■ **Data provided**:
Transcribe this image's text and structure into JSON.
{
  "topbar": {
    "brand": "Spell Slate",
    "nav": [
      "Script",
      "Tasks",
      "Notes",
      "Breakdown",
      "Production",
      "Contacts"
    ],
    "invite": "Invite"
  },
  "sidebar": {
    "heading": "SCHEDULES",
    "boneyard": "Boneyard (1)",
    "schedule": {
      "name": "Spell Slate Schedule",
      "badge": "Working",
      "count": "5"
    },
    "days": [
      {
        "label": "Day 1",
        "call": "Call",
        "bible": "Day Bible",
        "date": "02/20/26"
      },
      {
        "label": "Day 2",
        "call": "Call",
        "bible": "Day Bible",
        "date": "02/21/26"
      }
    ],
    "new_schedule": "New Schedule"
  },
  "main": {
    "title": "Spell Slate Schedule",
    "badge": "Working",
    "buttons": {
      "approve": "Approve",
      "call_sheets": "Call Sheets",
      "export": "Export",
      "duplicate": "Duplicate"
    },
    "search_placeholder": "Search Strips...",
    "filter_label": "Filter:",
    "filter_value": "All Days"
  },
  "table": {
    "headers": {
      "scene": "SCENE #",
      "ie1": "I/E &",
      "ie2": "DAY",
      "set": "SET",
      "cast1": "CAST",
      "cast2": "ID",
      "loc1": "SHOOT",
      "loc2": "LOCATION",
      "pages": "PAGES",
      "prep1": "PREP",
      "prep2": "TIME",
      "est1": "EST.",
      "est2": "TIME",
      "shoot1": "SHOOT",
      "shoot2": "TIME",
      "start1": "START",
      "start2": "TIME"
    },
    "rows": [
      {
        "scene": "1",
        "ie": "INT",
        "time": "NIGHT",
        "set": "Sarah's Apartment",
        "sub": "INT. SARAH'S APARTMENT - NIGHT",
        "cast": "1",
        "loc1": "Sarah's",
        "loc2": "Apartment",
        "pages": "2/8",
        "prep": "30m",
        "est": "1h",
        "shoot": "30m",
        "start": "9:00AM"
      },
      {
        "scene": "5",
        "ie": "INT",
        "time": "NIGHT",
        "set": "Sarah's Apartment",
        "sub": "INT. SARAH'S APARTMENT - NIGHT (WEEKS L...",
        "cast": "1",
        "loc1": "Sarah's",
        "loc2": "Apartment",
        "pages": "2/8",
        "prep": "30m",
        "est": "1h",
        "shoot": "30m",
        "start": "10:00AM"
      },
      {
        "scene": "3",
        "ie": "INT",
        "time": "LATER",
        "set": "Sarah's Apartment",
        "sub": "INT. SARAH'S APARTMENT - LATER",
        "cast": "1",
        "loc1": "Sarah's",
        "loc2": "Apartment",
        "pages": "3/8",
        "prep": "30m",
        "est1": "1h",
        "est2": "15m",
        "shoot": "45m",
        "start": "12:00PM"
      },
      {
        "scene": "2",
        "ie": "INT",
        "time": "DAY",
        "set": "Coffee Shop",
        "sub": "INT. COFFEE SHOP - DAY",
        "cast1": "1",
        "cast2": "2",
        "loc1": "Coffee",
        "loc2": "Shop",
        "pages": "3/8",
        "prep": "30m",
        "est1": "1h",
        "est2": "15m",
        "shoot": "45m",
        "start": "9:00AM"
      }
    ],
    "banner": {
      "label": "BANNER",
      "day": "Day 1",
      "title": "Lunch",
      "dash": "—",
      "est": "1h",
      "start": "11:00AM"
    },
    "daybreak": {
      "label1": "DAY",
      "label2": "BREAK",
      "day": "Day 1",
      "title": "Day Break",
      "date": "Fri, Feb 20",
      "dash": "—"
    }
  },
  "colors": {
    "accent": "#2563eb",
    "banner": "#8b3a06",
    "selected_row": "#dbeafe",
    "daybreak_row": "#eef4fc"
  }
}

■ **Task objective**:
Extract all of the data shown above without alteration.

■ **Problem solution**:
Transcribe this image's text and structure into JSON.
{
  "topbar": {
    "brand": "Spell Slate",
    "nav": [
      "Script",
      "Tasks",
      "Notes",
      "Breakdown",
      "Production",
      "Contacts"
    ],
    "invite": "Invite"
  },
  "sidebar": {
    "heading": "SCHEDULES",
    "boneyard": "Boneyard (1)",
    "schedule": {
      "name": "Spell Slate Schedule",
      "badge": "Working",
      "count": "5"
    },
    "days": [
      {
        "label": "Day 1",
        "call": "Call",
        "bible": "Day Bible",
        "date": "02/20/26"
      },
      {
        "label": "Day 2",
        "call": "Call",
        "bible": "Day Bible",
        "date": "02/21/26"
      }
    ],
    "new_schedule": "New Schedule"
  },
  "main": {
    "title": "Spell Slate Schedule",
    "badge": "Working",
    "buttons": {
      "approve": "Approve",
      "call_sheets": "Call Sheets",
      "export": "Export",
      "duplicate": "Duplicate"
    },
    "search_placeholder": "Search Strips...",
    "filter_label": "Filter:",
    "filter_value": "All Days"
  },
  "table": {
    "headers": {
      "scene": "SCENE #",
      "ie1": "I/E &",
      "ie2": "DAY",
      "set": "SET",
      "cast1": "CAST",
      "cast2": "ID",
      "loc1": "SHOOT",
      "loc2": "LOCATION",
      "pages": "PAGES",
      "prep1": "PREP",
      "prep2": "TIME",
      "est1": "EST.",
      "est2": "TIME",
      "shoot1": "SHOOT",
      "shoot2": "TIME",
      "start1": "START",
      "start2": "TIME"
    },
    "rows": [
      {
        "scene": "1",
        "ie": "INT",
        "time": "NIGHT",
        "set": "Sarah's Apartment",
        "sub": "INT. SARAH'S APARTMENT - NIGHT",
        "cast": "1",
        "loc1": "Sarah's",
        "loc2": "Apartment",
        "pages": "2/8",
        "prep": "30m",
        "est": "1h",
        "shoot": "30m",
        "start": "9:00AM"
      },
      {
        "scene": "5",
        "ie": "INT",
        "time": "NIGHT",
        "set": "Sarah's Apartment",
        "sub": "INT. SARAH'S APARTMENT - NIGHT (WEEKS L...",
        "cast": "1",
        "loc1": "Sarah's",
        "loc2": "Apartment",
        "pages": "2/8",
        "prep": "30m",
        "est": "1h",
        "shoot": "30m",
        "start": "10:00AM"
      },
      {
        "scene": "3",
        "ie": "INT",
        "time": "LATER",
        "set": "Sarah's Apartment",
        "sub": "INT. SARAH'S APARTMENT - LATER",
        "cast": "1",
        "loc1": "Sarah's",
        "loc2": "Apartment",
        "pages": "3/8",
        "prep": "30m",
        "est1": "1h",
        "est2": "15m",
        "shoot": "45m",
        "start": "12:00PM"
      },
      {
        "scene": "2",
        "ie": "INT",
        "time": "DAY",
        "set": "Coffee Shop",
        "sub": "INT. COFFEE SHOP - DAY",
        "cast1": "1",
        "cast2": "2",
        "loc1": "Coffee",
        "loc2": "Shop",
        "pages": "3/8",
        "prep": "30m",
        "est1": "1h",
        "est2": "15m",
        "shoot": "45m",
        "start": "9:00AM"
      }
    ],
    "banner": {
      "label": "BANNER",
      "day": "Day 1",
      "title": "Lunch",
      "dash": "—",
      "est": "1h",
      "start": "11:00AM"
    },
    "daybreak": {
      "label1": "DAY",
      "label2": "BREAK",
      "day": "Day 1",
      "title": "Day Break",
      "date": "Fri, Feb 20",
      "dash": "—"
    }
  },
  "colors": {
    "accent": "#2563eb",
    "banner": "#8b3a06",
    "selected_row": "#dbeafe",
    "daybreak_row": "#eef4fc"
  }
}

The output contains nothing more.